TASK INSTRUCTIONS =
Return each line containing "可以分给".

━━━━━━━━━━━━━━━━━━━━━━━━━━━━━━

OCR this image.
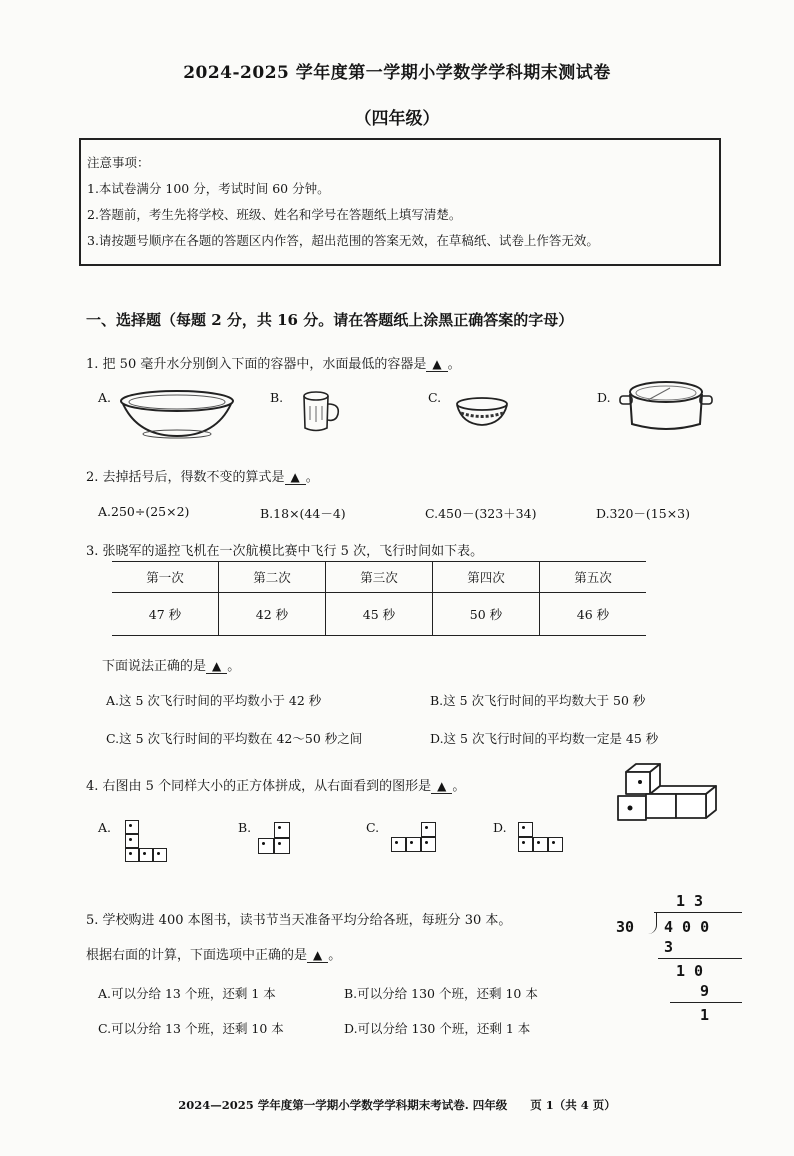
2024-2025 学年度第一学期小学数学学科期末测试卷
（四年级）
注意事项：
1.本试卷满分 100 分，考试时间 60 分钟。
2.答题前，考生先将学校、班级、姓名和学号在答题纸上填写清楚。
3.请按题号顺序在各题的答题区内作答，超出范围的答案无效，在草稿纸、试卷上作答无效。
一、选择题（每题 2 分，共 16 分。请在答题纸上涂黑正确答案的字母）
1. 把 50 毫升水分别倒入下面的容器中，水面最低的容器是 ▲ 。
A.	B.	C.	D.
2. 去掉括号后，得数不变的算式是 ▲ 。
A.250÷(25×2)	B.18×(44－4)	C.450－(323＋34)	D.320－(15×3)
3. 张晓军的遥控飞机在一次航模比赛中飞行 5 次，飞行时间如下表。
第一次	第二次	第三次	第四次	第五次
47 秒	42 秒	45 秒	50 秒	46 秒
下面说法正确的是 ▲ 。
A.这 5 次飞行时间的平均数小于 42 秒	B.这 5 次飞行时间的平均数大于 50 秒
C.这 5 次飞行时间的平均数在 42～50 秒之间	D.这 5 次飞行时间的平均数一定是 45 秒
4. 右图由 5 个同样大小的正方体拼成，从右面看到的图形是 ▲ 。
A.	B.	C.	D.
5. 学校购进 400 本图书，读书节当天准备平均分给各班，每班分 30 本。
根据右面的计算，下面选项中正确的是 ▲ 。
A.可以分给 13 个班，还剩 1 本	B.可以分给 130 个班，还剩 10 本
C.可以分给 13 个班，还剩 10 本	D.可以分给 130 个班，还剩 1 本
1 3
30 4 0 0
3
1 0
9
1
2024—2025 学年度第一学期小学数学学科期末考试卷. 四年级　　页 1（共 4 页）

━━━━━━━━━━━━━━━━━━━━━━━━━━━━━━

THE ANSWER =
A.可以分给 13 个班，还剩 1 本	B.可以分给 130 个班，还剩 10 本
C.可以分给 13 个班，还剩 10 本	D.可以分给 130 个班，还剩 1 本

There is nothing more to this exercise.